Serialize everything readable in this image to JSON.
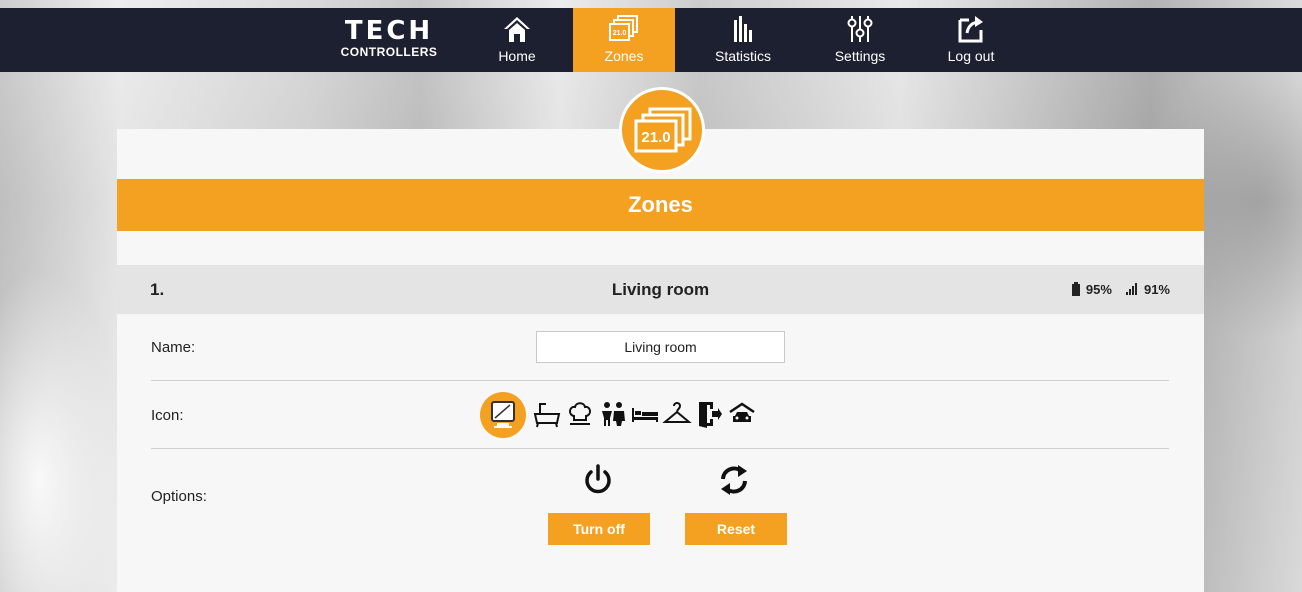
{
  "brand": {
    "line1": "TECH",
    "line2": "CONTROLLERS"
  },
  "nav": [
    {
      "label": "Home",
      "icon": "home-icon"
    },
    {
      "label": "Zones",
      "icon": "zones-icon",
      "active": true,
      "badge": "21.0"
    },
    {
      "label": "Statistics",
      "icon": "statistics-icon"
    },
    {
      "label": "Settings",
      "icon": "settings-sliders-icon"
    },
    {
      "label": "Log out",
      "icon": "logout-icon"
    }
  ],
  "page": {
    "title": "Zones",
    "badge": "21.0"
  },
  "zone": {
    "number": "1.",
    "name": "Living room",
    "battery": "95%",
    "signal": "91%"
  },
  "form": {
    "name_label": "Name:",
    "name_value": "Living room",
    "icon_label": "Icon:",
    "icons": [
      "tv-icon",
      "bathtub-icon",
      "chef-hat-icon",
      "children-icon",
      "bed-icon",
      "hanger-icon",
      "door-exit-icon",
      "garage-car-icon"
    ],
    "selected_icon": "tv-icon",
    "options_label": "Options:",
    "turn_off_label": "Turn off",
    "reset_label": "Reset"
  },
  "colors": {
    "accent": "#f4a021",
    "nav_bg": "#1d2030"
  }
}
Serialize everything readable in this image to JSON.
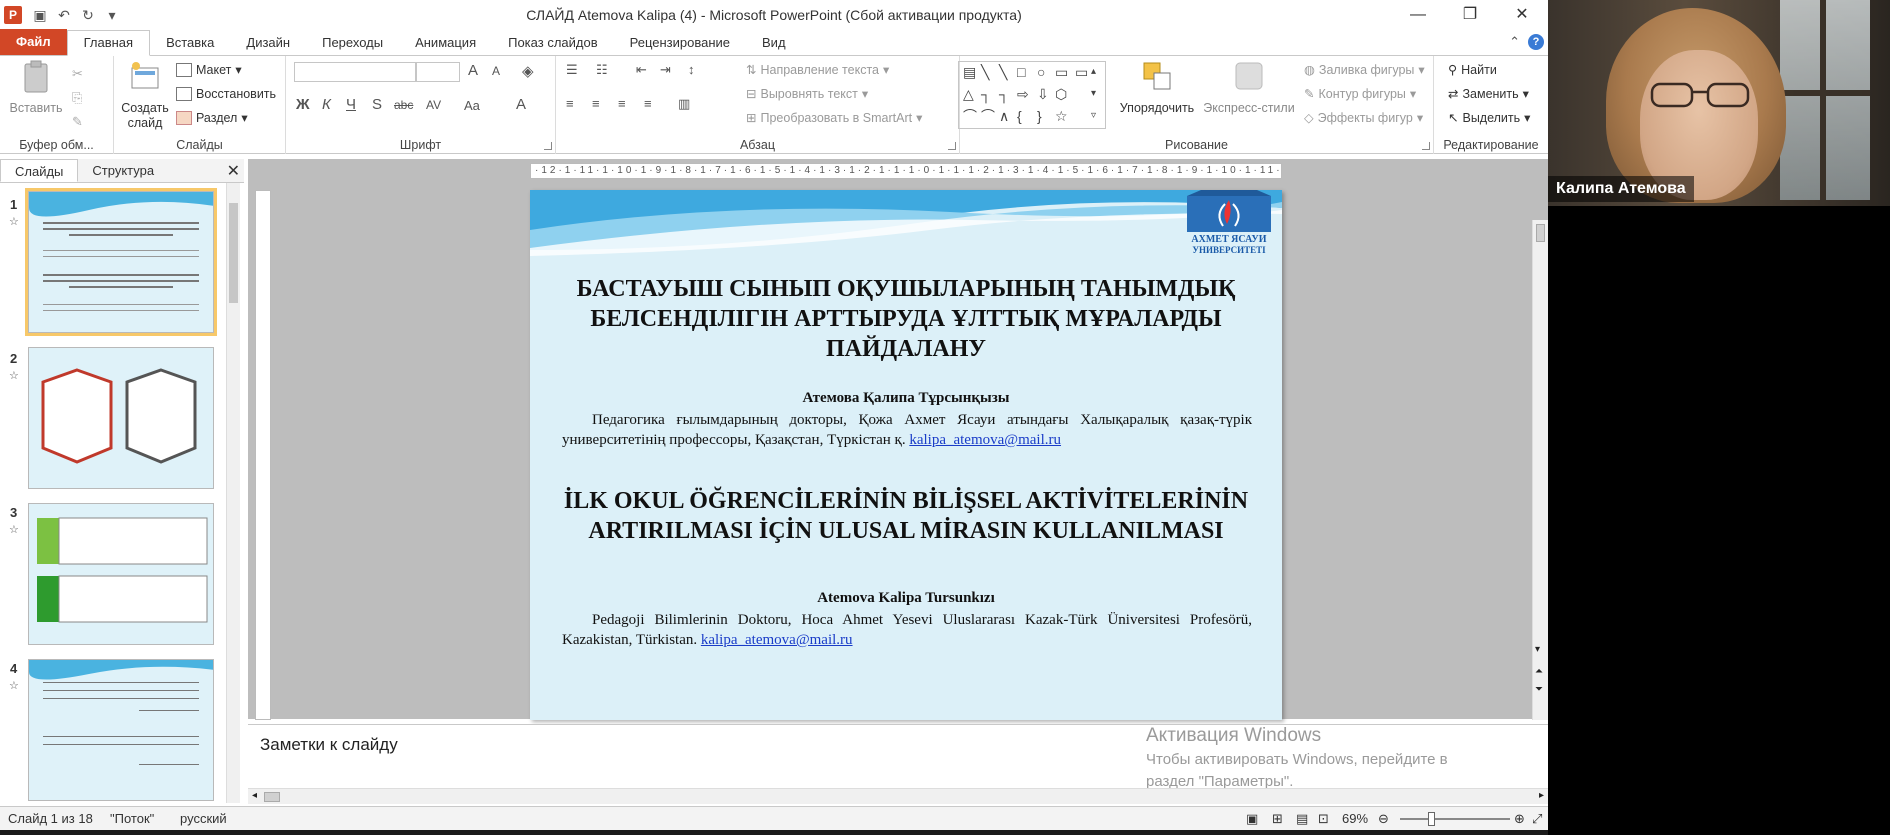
{
  "window": {
    "title": "СЛАЙД Atemova Kalipa (4)  -  Microsoft PowerPoint (Сбой активации продукта)",
    "app_letter": "P",
    "controls": [
      "—",
      "❐",
      "✕"
    ]
  },
  "ribbon_tabs": {
    "file": "Файл",
    "items": [
      "Главная",
      "Вставка",
      "Дизайн",
      "Переходы",
      "Анимация",
      "Показ слайдов",
      "Рецензирование",
      "Вид"
    ]
  },
  "ribbon": {
    "clipboard": {
      "label": "Буфер обм...",
      "paste": "Вставить"
    },
    "slides": {
      "label": "Слайды",
      "new_slide": "Создать слайд",
      "layout": "Макет",
      "reset": "Восстановить",
      "section": "Раздел"
    },
    "font": {
      "label": "Шрифт",
      "bold": "Ж",
      "italic": "К",
      "underline": "Ч",
      "strike": "S",
      "abc": "abc",
      "spacing": "AV",
      "case": "Aa",
      "grow": "A",
      "shrink": "A"
    },
    "paragraph": {
      "label": "Абзац",
      "text_direction": "Направление текста",
      "align_text": "Выровнять текст",
      "convert_smartart": "Преобразовать в SmartArt"
    },
    "drawing": {
      "label": "Рисование",
      "arrange": "Упорядочить",
      "quick_styles": "Экспресс-стили",
      "shape_fill": "Заливка фигуры",
      "shape_outline": "Контур фигуры",
      "shape_effects": "Эффекты фигур"
    },
    "editing": {
      "label": "Редактирование",
      "find": "Найти",
      "replace": "Заменить",
      "select": "Выделить"
    }
  },
  "left_pane": {
    "tabs": [
      "Слайды",
      "Структура"
    ],
    "close": "✕",
    "thumbs": [
      {
        "num": "1"
      },
      {
        "num": "2"
      },
      {
        "num": "3"
      },
      {
        "num": "4"
      }
    ]
  },
  "ruler": {
    "text": "·12·1·11·1·10·1·9·1·8·1·7·1·6·1·5·1·4·1·3·1·2·1·1·1·0·1·1·1·2·1·3·1·4·1·5·1·6·1·7·1·8·1·9·1·10·1·11·1·12·"
  },
  "slide": {
    "logo_line1": "АХМЕТ ЯСАУИ",
    "logo_line2": "УНИВЕРСИТЕТІ",
    "title_kz": "БАСТАУЫШ СЫНЫП ОҚУШЫЛАРЫНЫҢ ТАНЫМДЫҚ БЕЛСЕНДІЛІГІН АРТТЫРУДА ҰЛТТЫҚ МҰРАЛАРДЫ ПАЙДАЛАНУ",
    "author_kz": "Атемова Қалипа Тұрсынқызы",
    "affil_kz": "Педагогика ғылымдарының докторы, Қожа Ахмет Ясауи атындағы Халықаралық қазақ-түрік университетінің профессоры, Қазақстан, Түркістан қ.",
    "email_kz": "kalipa_atemova@mail.ru",
    "title_tr": "İLK OKUL ÖĞRENCİLERİNİN BİLİŞSEL AKTİVİTELERİNİN ARTIRILMASI İÇİN ULUSAL MİRASIN KULLANILMASI",
    "author_tr": "Atemova Kalipa Tursunkızı",
    "affil_tr": "Pedagoji Bilimlerinin Doktoru, Hoca Ahmet Yesevi Uluslararası Kazak-Türk Üniversitesi Profesörü, Kazakistan, Türkistan.",
    "email_tr": " kalipa_atemova@mail.ru"
  },
  "notes": {
    "placeholder": "Заметки к слайду",
    "activation_title": "Активация Windows",
    "activation_text": "Чтобы активировать Windows, перейдите в раздел \"Параметры\"."
  },
  "status": {
    "slide_counter": "Слайд 1 из 18",
    "theme": "\"Поток\"",
    "language": "русский",
    "zoom": "69%",
    "zoom_minus": "⊖",
    "zoom_plus": "⊕"
  },
  "webcam": {
    "name": "Калипа Атемова"
  },
  "colors": {
    "file_tab": "#d24726",
    "slide_bg": "#dcf0f8",
    "link": "#1a3cc8",
    "selected_thumb": "#f7c869"
  }
}
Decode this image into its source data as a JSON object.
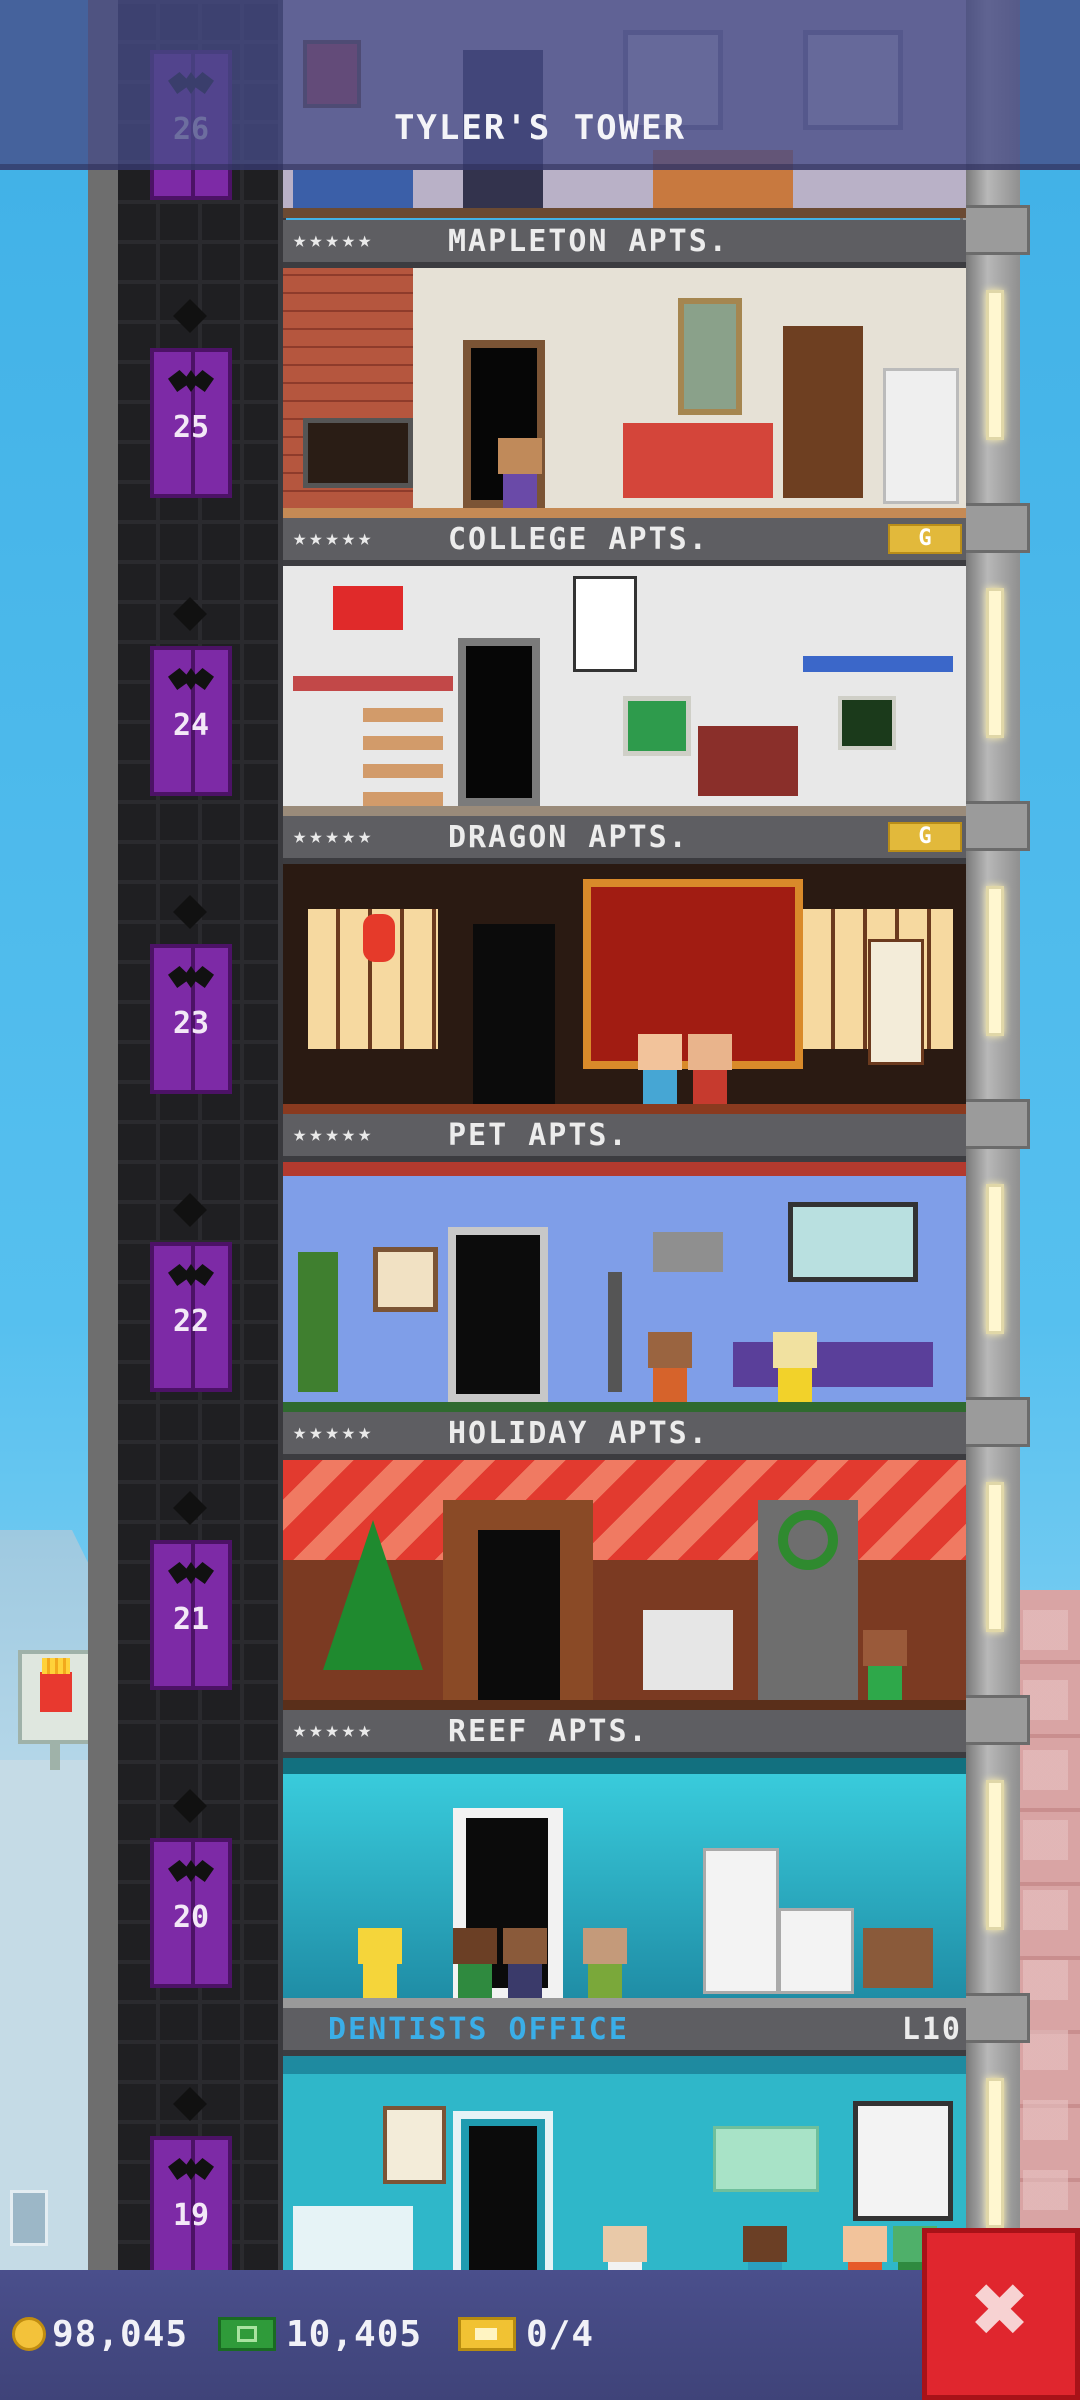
{
  "header": {
    "title": "TYLER'S TOWER"
  },
  "elevator": {
    "floor_numbers": [
      "26",
      "25",
      "24",
      "23",
      "22",
      "21",
      "20",
      "19"
    ]
  },
  "floors": [
    {
      "name": "MAPLETON APTS.",
      "stars": "★★★★★",
      "badge": ""
    },
    {
      "name": "COLLEGE APTS.",
      "stars": "★★★★★",
      "badge": "G"
    },
    {
      "name": "DRAGON APTS.",
      "stars": "★★★★★",
      "badge": "G"
    },
    {
      "name": "PET APTS.",
      "stars": "★★★★★",
      "badge": ""
    },
    {
      "name": "HOLIDAY APTS.",
      "stars": "★★★★★",
      "badge": ""
    },
    {
      "name": "REEF APTS.",
      "stars": "★★★★★",
      "badge": ""
    },
    {
      "name": "DENTISTS OFFICE",
      "stars": "",
      "badge": "L10"
    }
  ],
  "status_bar": {
    "coins": "98,045",
    "bux": "10,405",
    "tickets": "0/4"
  },
  "close_button": {
    "label": "✖"
  },
  "colors": {
    "sky": "#4fb8ea",
    "elevator_car": "#7d2aa6",
    "status_bar": "#4a4f8c",
    "close_button": "#e0262e",
    "dentist_label": "#3aaee8"
  }
}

□ □ □ □

What is being asked » Exclude the pictures and transcribe all of the entries exactly.

Task answer »
Serialize everything readable in this image to JSON.
{
  "brand": {
    "line1": "TECH",
    "line2": "CONTROLLERS"
  },
  "nav": [
    {
      "label": "Home",
      "icon": "home-icon"
    },
    {
      "label": "Zones",
      "icon": "zones-icon",
      "active": true,
      "badge": "21.0"
    },
    {
      "label": "Statistics",
      "icon": "statistics-icon"
    },
    {
      "label": "Settings",
      "icon": "settings-sliders-icon"
    },
    {
      "label": "Log out",
      "icon": "logout-icon"
    }
  ],
  "page": {
    "title": "Zones",
    "badge": "21.0"
  },
  "zone": {
    "number": "1.",
    "name": "Living room",
    "battery": "95%",
    "signal": "91%"
  },
  "form": {
    "name_label": "Name:",
    "name_value": "Living room",
    "icon_label": "Icon:",
    "icons": [
      "tv-icon",
      "bathtub-icon",
      "chef-hat-icon",
      "children-icon",
      "bed-icon",
      "hanger-icon",
      "door-exit-icon",
      "garage-car-icon"
    ],
    "selected_icon": "tv-icon",
    "options_label": "Options:",
    "turn_off_label": "Turn off",
    "reset_label": "Reset"
  },
  "colors": {
    "accent": "#f4a021",
    "nav_bg": "#1d2030"
  }
}
Serialize everything readable in this image to JSON.
{
  "window": {
    "title": "СЛАЙД Atemova Kalipa (4)  -  Microsoft PowerPoint (Сбой активации продукта)",
    "app_letter": "P",
    "controls": [
      "—",
      "❐",
      "✕"
    ]
  },
  "ribbon_tabs": {
    "file": "Файл",
    "items": [
      "Главная",
      "Вставка",
      "Дизайн",
      "Переходы",
      "Анимация",
      "Показ слайдов",
      "Рецензирование",
      "Вид"
    ]
  },
  "ribbon": {
    "clipboard": {
      "label": "Буфер обм...",
      "paste": "Вставить"
    },
    "slides": {
      "label": "Слайды",
      "new_slide": "Создать слайд",
      "layout": "Макет",
      "reset": "Восстановить",
      "section": "Раздел"
    },
    "font": {
      "label": "Шрифт",
      "bold": "Ж",
      "italic": "К",
      "underline": "Ч",
      "strike": "S",
      "abc": "abc",
      "spacing": "AV",
      "case": "Aa",
      "grow": "A",
      "shrink": "A"
    },
    "paragraph": {
      "label": "Абзац",
      "text_direction": "Направление текста",
      "align_text": "Выровнять текст",
      "convert_smartart": "Преобразовать в SmartArt"
    },
    "drawing": {
      "label": "Рисование",
      "arrange": "Упорядочить",
      "quick_styles": "Экспресс-стили",
      "shape_fill": "Заливка фигуры",
      "shape_outline": "Контур фигуры",
      "shape_effects": "Эффекты фигур"
    },
    "editing": {
      "label": "Редактирование",
      "find": "Найти",
      "replace": "Заменить",
      "select": "Выделить"
    }
  },
  "left_pane": {
    "tabs": [
      "Слайды",
      "Структура"
    ],
    "close": "✕",
    "thumbs": [
      {
        "num": "1"
      },
      {
        "num": "2"
      },
      {
        "num": "3"
      },
      {
        "num": "4"
      }
    ]
  },
  "ruler": {
    "text": "·12·1·11·1·10·1·9·1·8·1·7·1·6·1·5·1·4·1·3·1·2·1·1·1·0·1·1·1·2·1·3·1·4·1·5·1·6·1·7·1·8·1·9·1·10·1·11·1·12·"
  },
  "slide": {
    "logo_line1": "АХМЕТ ЯСАУИ",
    "logo_line2": "УНИВЕРСИТЕТІ",
    "title_kz": "БАСТАУЫШ СЫНЫП ОҚУШЫЛАРЫНЫҢ ТАНЫМДЫҚ БЕЛСЕНДІЛІГІН АРТТЫРУДА ҰЛТТЫҚ МҰРАЛАРДЫ ПАЙДАЛАНУ",
    "author_kz": "Атемова Қалипа Тұрсынқызы",
    "affil_kz": "Педагогика ғылымдарының докторы, Қожа Ахмет Ясауи атындағы Халықаралық қазақ-түрік университетінің профессоры, Қазақстан, Түркістан қ.",
    "email_kz": "kalipa_atemova@mail.ru",
    "title_tr": "İLK OKUL ÖĞRENCİLERİNİN BİLİŞSEL AKTİVİTELERİNİN ARTIRILMASI İÇİN ULUSAL MİRASIN KULLANILMASI",
    "author_tr": "Atemova Kalipa Tursunkızı",
    "affil_tr": "Pedagoji Bilimlerinin Doktoru, Hoca Ahmet Yesevi Uluslararası Kazak-Türk Üniversitesi Profesörü, Kazakistan, Türkistan.",
    "email_tr": " kalipa_atemova@mail.ru"
  },
  "notes": {
    "placeholder": "Заметки к слайду",
    "activation_title": "Активация Windows",
    "activation_text": "Чтобы активировать Windows, перейдите в раздел \"Параметры\"."
  },
  "status": {
    "slide_counter": "Слайд 1 из 18",
    "theme": "\"Поток\"",
    "language": "русский",
    "zoom": "69%",
    "zoom_minus": "⊖",
    "zoom_plus": "⊕"
  },
  "webcam": {
    "name": "Калипа Атемова"
  },
  "colors": {
    "file_tab": "#d24726",
    "slide_bg": "#dcf0f8",
    "link": "#1a3cc8",
    "selected_thumb": "#f7c869"
  }
}
Decode this image into its source data as a JSON object.
{
  "header": {
    "title": "TYLER'S TOWER"
  },
  "elevator": {
    "floor_numbers": [
      "26",
      "25",
      "24",
      "23",
      "22",
      "21",
      "20",
      "19"
    ]
  },
  "floors": [
    {
      "name": "MAPLETON APTS.",
      "stars": "★★★★★",
      "badge": ""
    },
    {
      "name": "COLLEGE APTS.",
      "stars": "★★★★★",
      "badge": "G"
    },
    {
      "name": "DRAGON APTS.",
      "stars": "★★★★★",
      "badge": "G"
    },
    {
      "name": "PET APTS.",
      "stars": "★★★★★",
      "badge": ""
    },
    {
      "name": "HOLIDAY APTS.",
      "stars": "★★★★★",
      "badge": ""
    },
    {
      "name": "REEF APTS.",
      "stars": "★★★★★",
      "badge": ""
    },
    {
      "name": "DENTISTS OFFICE",
      "stars": "",
      "badge": "L10"
    }
  ],
  "status_bar": {
    "coins": "98,045",
    "bux": "10,405",
    "tickets": "0/4"
  },
  "close_button": {
    "label": "✖"
  },
  "colors": {
    "sky": "#4fb8ea",
    "elevator_car": "#7d2aa6",
    "status_bar": "#4a4f8c",
    "close_button": "#e0262e",
    "dentist_label": "#3aaee8"
  }
}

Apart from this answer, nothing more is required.